— LISTING —

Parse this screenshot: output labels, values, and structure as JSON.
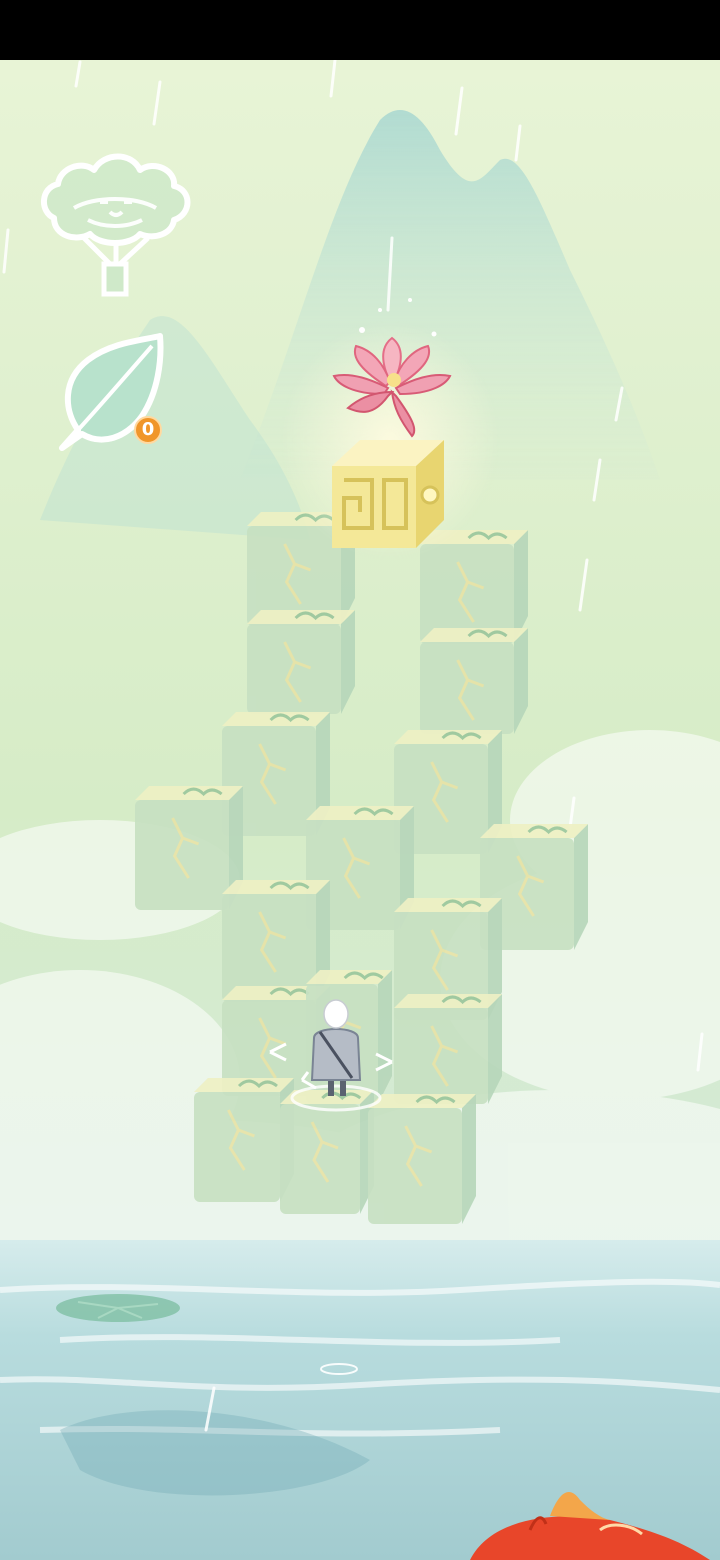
{
  "hud": {
    "flower_button_icon": "cloud-flower-icon",
    "leaf_button_icon": "leaf-icon",
    "leaf_count": "0"
  },
  "colors": {
    "sky_top": "#e6f3d4",
    "sky_mid": "#d3ebc6",
    "mountain": "#a8d8cf",
    "block_top": "#eef0c4",
    "block_side": "#b7d6ba",
    "block_front": "#c7e0c2",
    "goal_block": "#f6eeaa",
    "water": "#a7cfd2",
    "lotus": "#f2a3b2",
    "koi": "#e94a2c",
    "badge": "#f0962a"
  }
}
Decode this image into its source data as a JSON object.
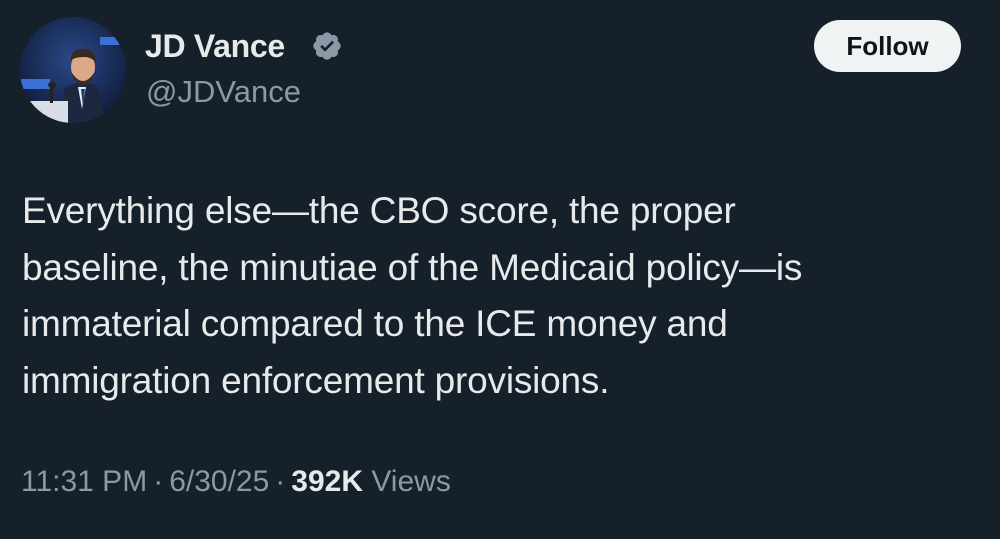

— STATED PROBLEM —
Copy all the entries word for word. Omit any pictures.

— EXERCISE ANSWER —
Parse this screenshot: output labels, values, and structure as JSON.
{
  "hud": {
    "flower_button_icon": "cloud-flower-icon",
    "leaf_button_icon": "leaf-icon",
    "leaf_count": "0"
  },
  "colors": {
    "sky_top": "#e6f3d4",
    "sky_mid": "#d3ebc6",
    "mountain": "#a8d8cf",
    "block_top": "#eef0c4",
    "block_side": "#b7d6ba",
    "block_front": "#c7e0c2",
    "goal_block": "#f6eeaa",
    "water": "#a7cfd2",
    "lotus": "#f2a3b2",
    "koi": "#e94a2c",
    "badge": "#f0962a"
  }
}
Decode this image into its source data as a JSON object.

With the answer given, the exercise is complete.